Answer these questions from the forum thread below:
1. How much did the poster pay for the two machines?
2. According to the seller, what defect do both machines have?
3. What fault does the shiny-finish machine have with milk steaming?

=== Given text ===

# 2 'faulty' Classics on ebay for a bargain price



## tommyturnip (Jul 19, 2011)

Just picked up 2 Classics off ebay for £63 the sellers description was -

*"I have available for sale 2 Gaggia Classic espresso coffee machines. Neither are in working order as they have defective thermostats. If repaired, they do make excellent coffee/espresso/cappucino etc. All the manufacturer supplied accessories are present, and I will split them if requested. One has the brushed stainless steel finish and the other has the shiny finish. The matt finish one doesn't steam the milk and the shiny finish one has an intermittent fault where the milk steamer function is permanently on."*

I have just heard from the seller that they are currently using one of them (not sure which) and have just decided to buy yet another Classic to replace it. I have a suspicion that they have never descaled or had them serviced in any way as they surely should not be on their 3rd Classic???

=== Data block ===

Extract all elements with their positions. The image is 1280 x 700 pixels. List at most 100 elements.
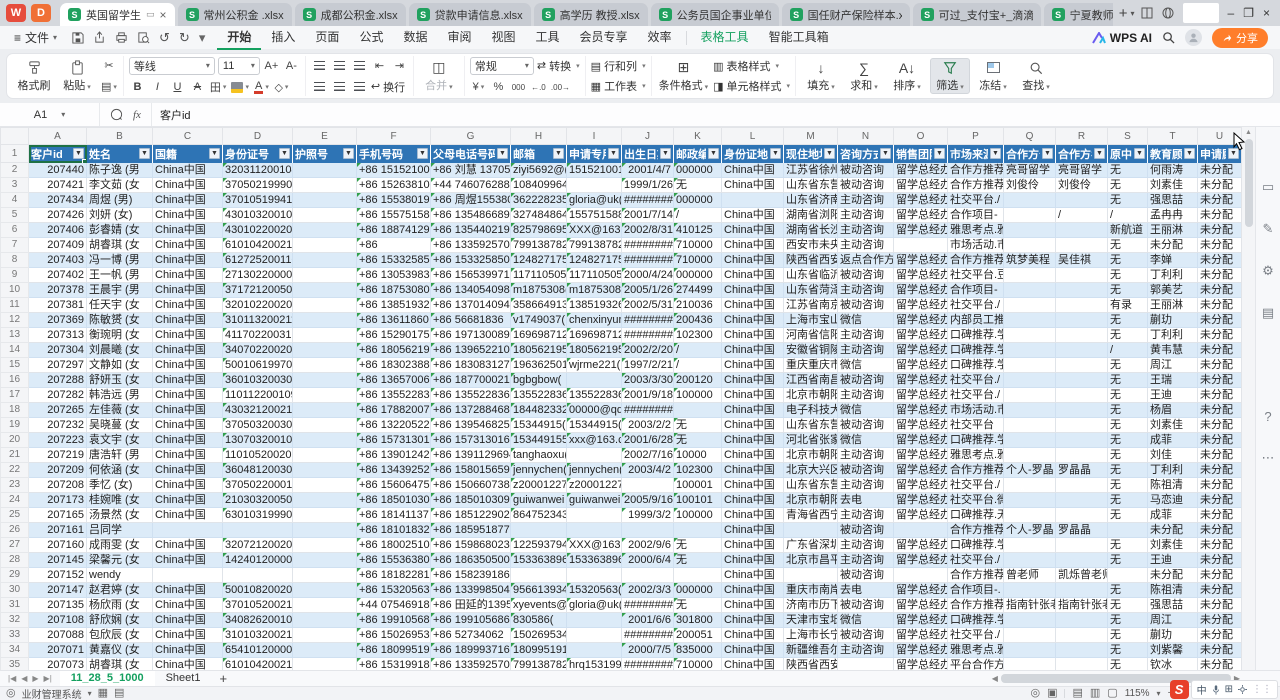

===

*Expected output*
1. £63.
2. Defective thermostats.
3. It has an intermittent fault where the milk steamer function stays permanently on.